Dataset items

——————————

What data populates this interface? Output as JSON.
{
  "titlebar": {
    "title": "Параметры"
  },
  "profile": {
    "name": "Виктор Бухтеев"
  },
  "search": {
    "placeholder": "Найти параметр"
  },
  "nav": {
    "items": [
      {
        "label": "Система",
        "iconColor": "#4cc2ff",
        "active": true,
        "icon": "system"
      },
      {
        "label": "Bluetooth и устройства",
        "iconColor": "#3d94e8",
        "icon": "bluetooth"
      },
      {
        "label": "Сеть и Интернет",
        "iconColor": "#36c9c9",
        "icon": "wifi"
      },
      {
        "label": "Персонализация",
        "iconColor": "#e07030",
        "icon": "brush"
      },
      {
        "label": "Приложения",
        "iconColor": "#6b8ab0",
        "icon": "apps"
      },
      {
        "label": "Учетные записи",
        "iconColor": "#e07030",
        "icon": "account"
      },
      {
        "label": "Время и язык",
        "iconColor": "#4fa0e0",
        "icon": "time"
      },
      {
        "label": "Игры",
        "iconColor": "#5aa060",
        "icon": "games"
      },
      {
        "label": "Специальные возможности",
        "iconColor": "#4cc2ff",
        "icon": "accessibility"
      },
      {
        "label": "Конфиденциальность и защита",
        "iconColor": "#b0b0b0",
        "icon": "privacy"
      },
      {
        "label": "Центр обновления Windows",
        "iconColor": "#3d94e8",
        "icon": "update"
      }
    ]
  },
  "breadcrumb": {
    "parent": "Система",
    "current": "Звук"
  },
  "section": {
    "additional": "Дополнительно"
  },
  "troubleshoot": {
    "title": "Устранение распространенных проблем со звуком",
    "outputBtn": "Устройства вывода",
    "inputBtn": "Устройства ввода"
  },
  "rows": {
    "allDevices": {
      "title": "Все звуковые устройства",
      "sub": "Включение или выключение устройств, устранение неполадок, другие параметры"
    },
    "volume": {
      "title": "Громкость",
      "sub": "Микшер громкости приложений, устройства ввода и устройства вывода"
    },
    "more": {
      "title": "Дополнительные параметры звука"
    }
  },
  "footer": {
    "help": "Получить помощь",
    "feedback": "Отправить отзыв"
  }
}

——————————

• [GIVEN REQUEST]: State how many lines in the records above contain the word "вывода", giving only the number.

• [ANSWER TO THIS PROBLEM]: 2